--- start Given data ---
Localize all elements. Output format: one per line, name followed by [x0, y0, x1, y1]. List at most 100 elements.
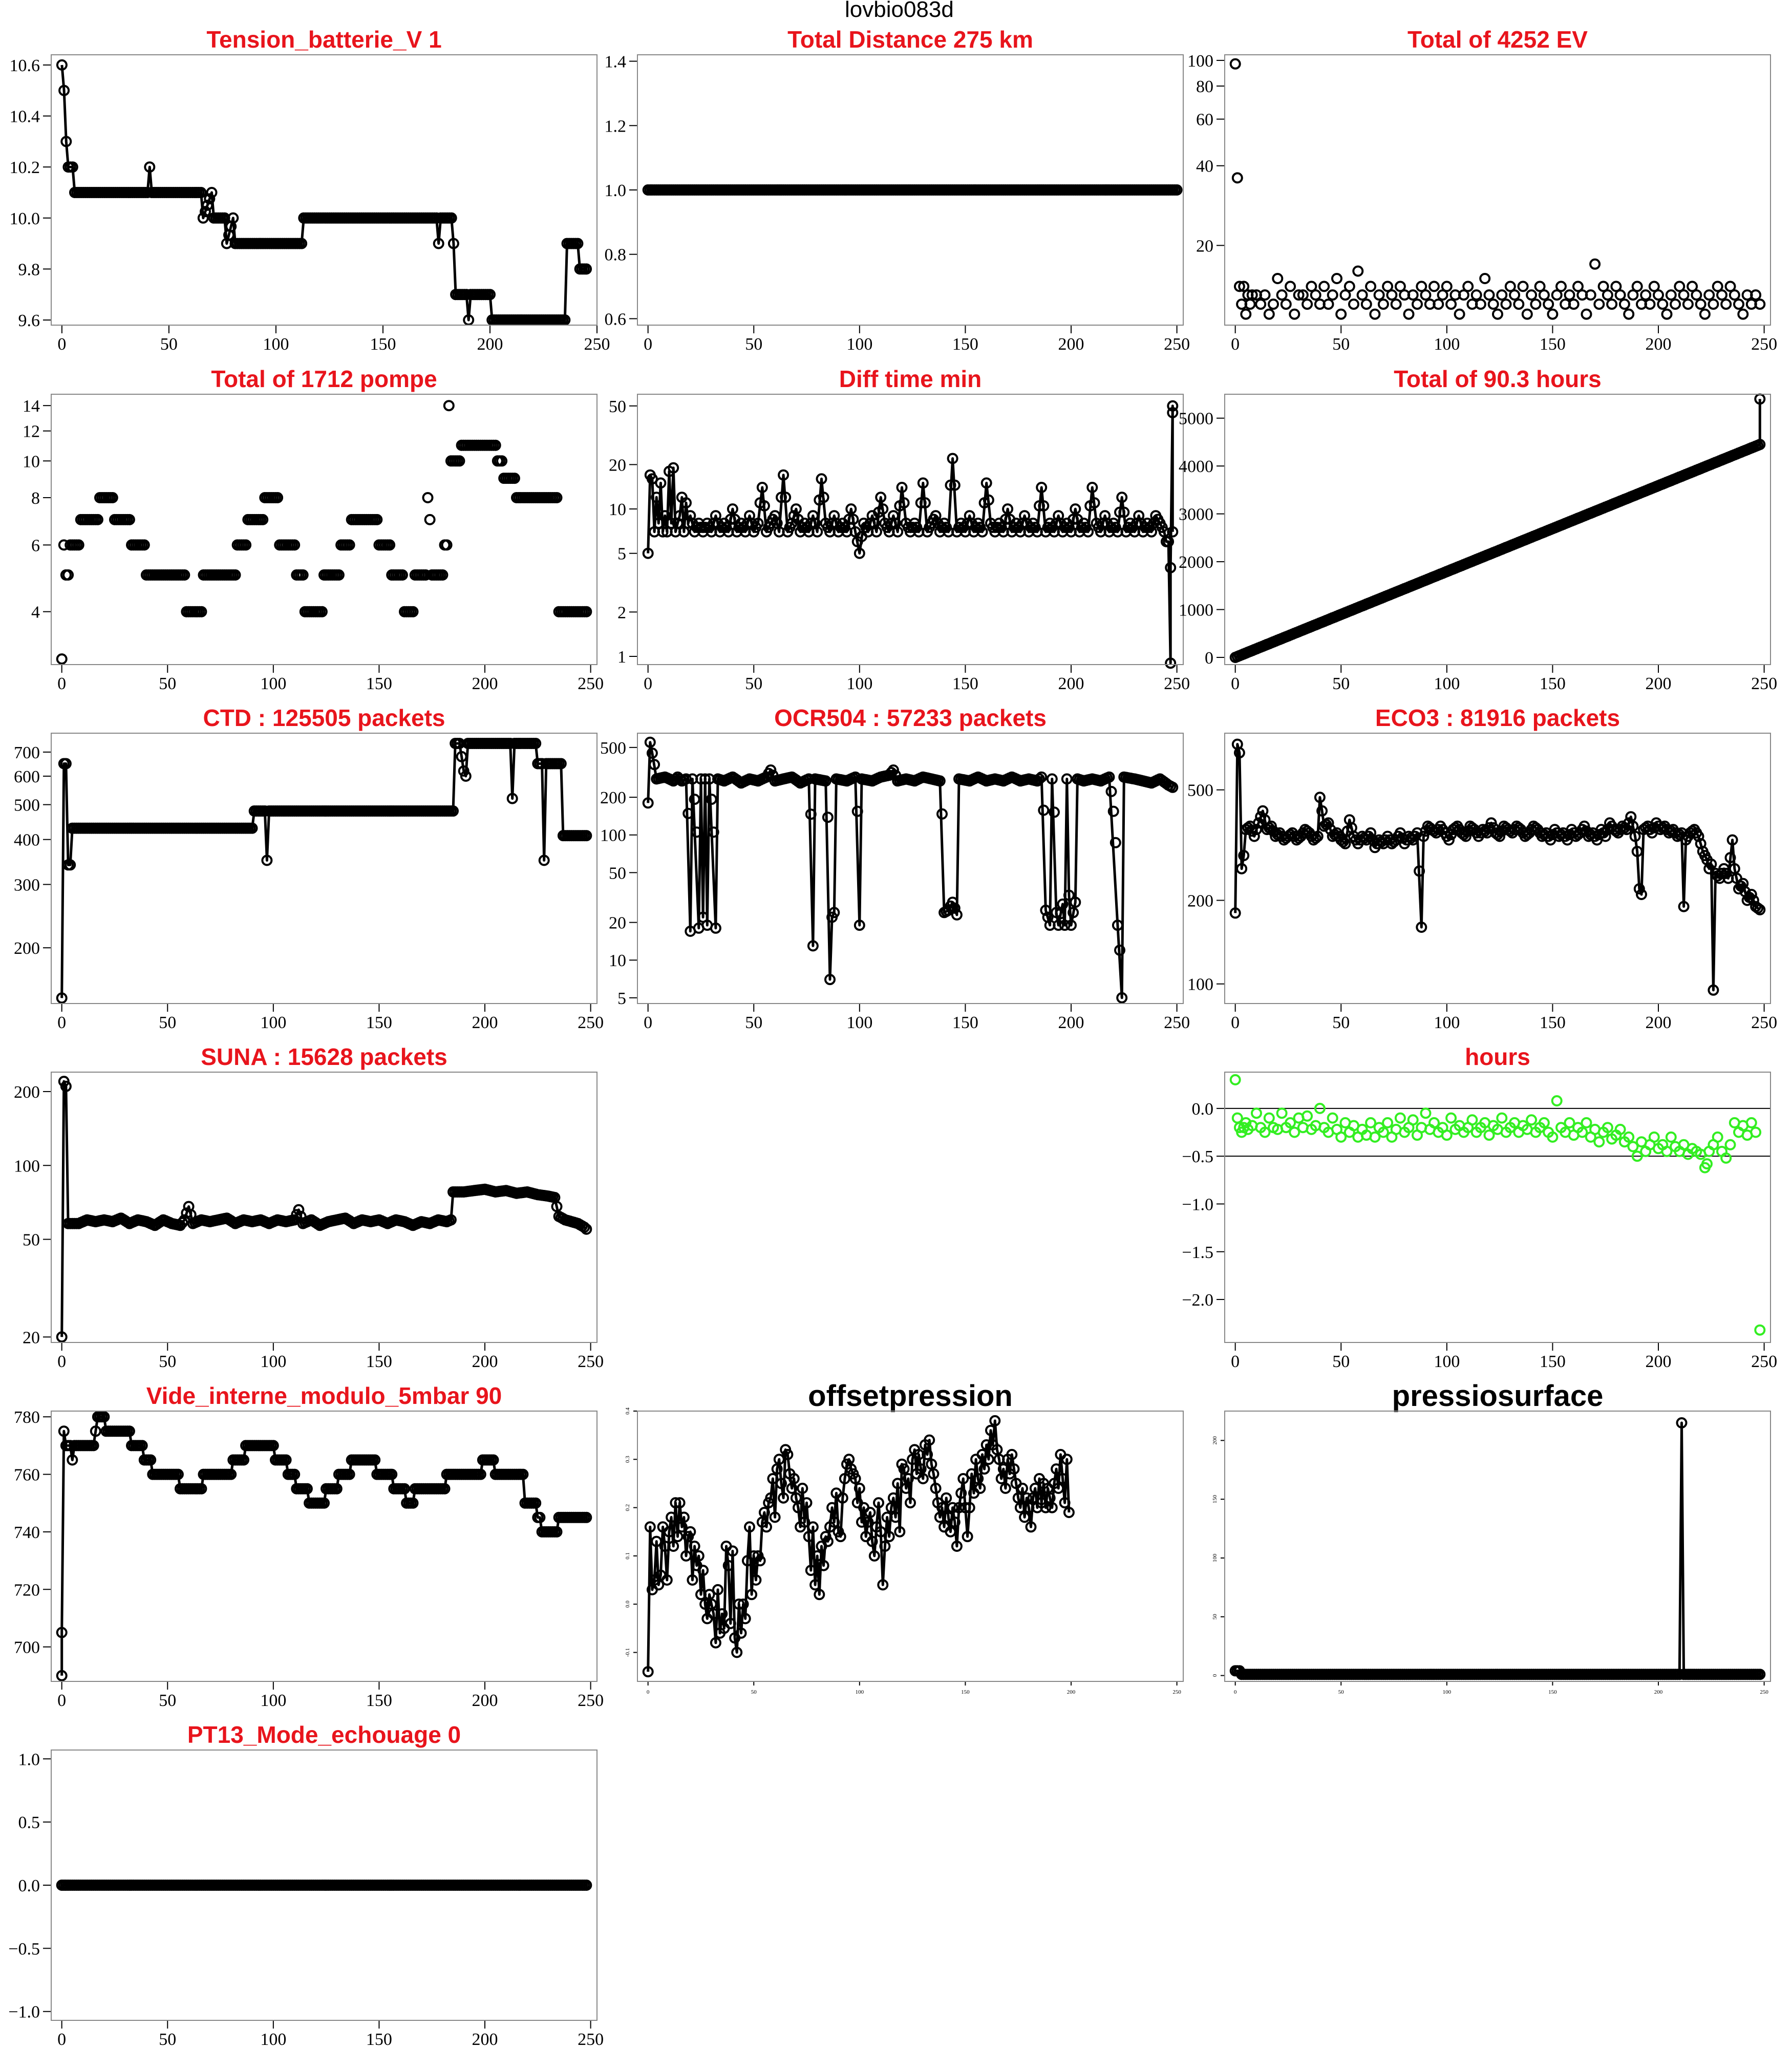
y-tick-label: −0.5 — [8, 1939, 40, 1958]
data-point — [1445, 298, 1457, 310]
data-point — [123, 514, 135, 525]
data-point — [1708, 298, 1719, 310]
data-point — [1112, 920, 1123, 931]
x-tick-label: 0 — [57, 1691, 66, 1710]
data-point — [1576, 1126, 1588, 1138]
data-point — [919, 497, 931, 509]
series-line — [60, 742, 587, 998]
data-point — [826, 1502, 838, 1513]
x-tick-label: 250 — [1164, 674, 1190, 693]
data-point — [424, 514, 436, 525]
data-point — [1428, 281, 1440, 292]
data-point — [316, 606, 328, 617]
data-point — [204, 193, 216, 205]
data-point — [1479, 273, 1491, 284]
data-point — [1057, 1473, 1069, 1484]
plot-frame — [1224, 1072, 1771, 1343]
data-point — [225, 1468, 237, 1480]
data-point — [1314, 792, 1326, 803]
data-point — [1678, 289, 1690, 301]
data-point — [877, 503, 889, 515]
x-tick-label: 250 — [578, 674, 604, 693]
y-tick-label: 2000 — [1179, 553, 1213, 572]
data-point — [1025, 1521, 1037, 1533]
data-point — [1412, 298, 1423, 310]
panel-p16: PT13_Mode_echouage 0 0 50 100 150 200 250 −1.0 −… — [8, 1721, 604, 2048]
panel-p10: SUNA : 15628 packets 0 50 100 150 200 250 20 50 1… — [14, 1043, 604, 1371]
data-point — [915, 1463, 927, 1475]
x-tick-label: 50 — [159, 2030, 176, 2048]
data-point — [1236, 863, 1248, 874]
x-tick-label: 50 — [159, 1013, 176, 1032]
data-point — [60, 136, 72, 147]
data-point — [1724, 281, 1736, 292]
y-tick-label: 14 — [23, 397, 40, 416]
data-point — [1352, 265, 1364, 277]
data-point — [1705, 858, 1717, 870]
data-point — [1165, 657, 1177, 669]
data-point — [456, 751, 467, 762]
data-point — [1229, 1074, 1241, 1085]
data-point — [1754, 393, 1766, 405]
data-point — [847, 514, 859, 525]
data-point — [856, 1516, 867, 1528]
y-tick-label: 720 — [14, 1581, 40, 1599]
data-point — [1494, 830, 1506, 842]
data-point — [790, 1492, 802, 1504]
y-tick-label: 1.2 — [605, 117, 627, 136]
data-point — [1065, 920, 1077, 931]
data-point — [344, 539, 355, 551]
data-point — [646, 473, 658, 485]
x-tick-label: 0 — [1234, 1689, 1237, 1695]
data-point — [902, 1473, 914, 1484]
data-point — [145, 1454, 157, 1466]
y-tick-label: 10.0 — [10, 209, 40, 228]
data-point — [1343, 281, 1355, 292]
data-point — [1289, 1126, 1300, 1138]
data-point — [699, 1598, 711, 1610]
data-point — [818, 492, 829, 503]
y-tick-label: 500 — [14, 796, 40, 815]
data-point — [67, 161, 78, 173]
data-point — [900, 1482, 912, 1494]
data-point — [930, 1482, 942, 1494]
data-point — [1360, 298, 1372, 310]
data-point — [1029, 1482, 1041, 1494]
data-point — [1339, 289, 1351, 301]
data-point — [1107, 805, 1119, 817]
data-point — [972, 1473, 984, 1484]
data-point — [894, 1526, 906, 1538]
data-point — [60, 758, 72, 770]
data-point — [727, 1545, 738, 1557]
data-point — [786, 1482, 798, 1494]
data-point — [1167, 781, 1179, 793]
data-point — [733, 1598, 745, 1610]
data-point — [1356, 289, 1368, 301]
data-point — [790, 503, 802, 515]
x-tick-label: 0 — [644, 335, 652, 354]
data-point — [56, 653, 68, 665]
data-point — [883, 1531, 895, 1543]
data-point — [1745, 1117, 1757, 1128]
data-point — [735, 1627, 747, 1639]
data-point — [685, 1526, 696, 1538]
data-point — [854, 920, 865, 931]
x-tick-label: 150 — [952, 335, 978, 354]
data-point — [1657, 298, 1669, 310]
y-tick-label: 1.4 — [605, 53, 627, 72]
x-tick-label: 150 — [366, 1013, 392, 1032]
data-point — [1002, 503, 1014, 515]
x-tick-label: 150 — [1540, 1352, 1566, 1371]
data-point — [1382, 1117, 1394, 1128]
data-point — [1063, 889, 1075, 901]
data-point — [439, 1483, 451, 1495]
data-point — [1070, 897, 1081, 908]
data-point — [296, 238, 308, 249]
data-point — [551, 1526, 563, 1538]
data-point — [1377, 298, 1389, 310]
data-point — [746, 1589, 758, 1601]
data-point — [947, 897, 958, 908]
x-tick-label: 100 — [846, 335, 872, 354]
x-tick-label: 100 — [846, 674, 872, 693]
y-tick-label: 700 — [14, 1638, 40, 1657]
--- end Given data ---
# The problem
Could you copy out the lines above verbatim, beginning at the line that contains "y-tick-label: −0.5 — [8, 1939, 40, 1958]" and stopping after the line that contains "x-tick-label: 250 — [1164, 674, 1190, 693]"?

# Exercise solution
y-tick-label: −0.5 — [8, 1939, 40, 1958]
data-point — [1445, 298, 1457, 310]
data-point — [123, 514, 135, 525]
data-point — [1708, 298, 1719, 310]
data-point — [1112, 920, 1123, 931]
x-tick-label: 0 — [57, 1691, 66, 1710]
data-point — [1576, 1126, 1588, 1138]
data-point — [919, 497, 931, 509]
series-line — [60, 742, 587, 998]
data-point — [826, 1502, 838, 1513]
x-tick-label: 250 — [1164, 674, 1190, 693]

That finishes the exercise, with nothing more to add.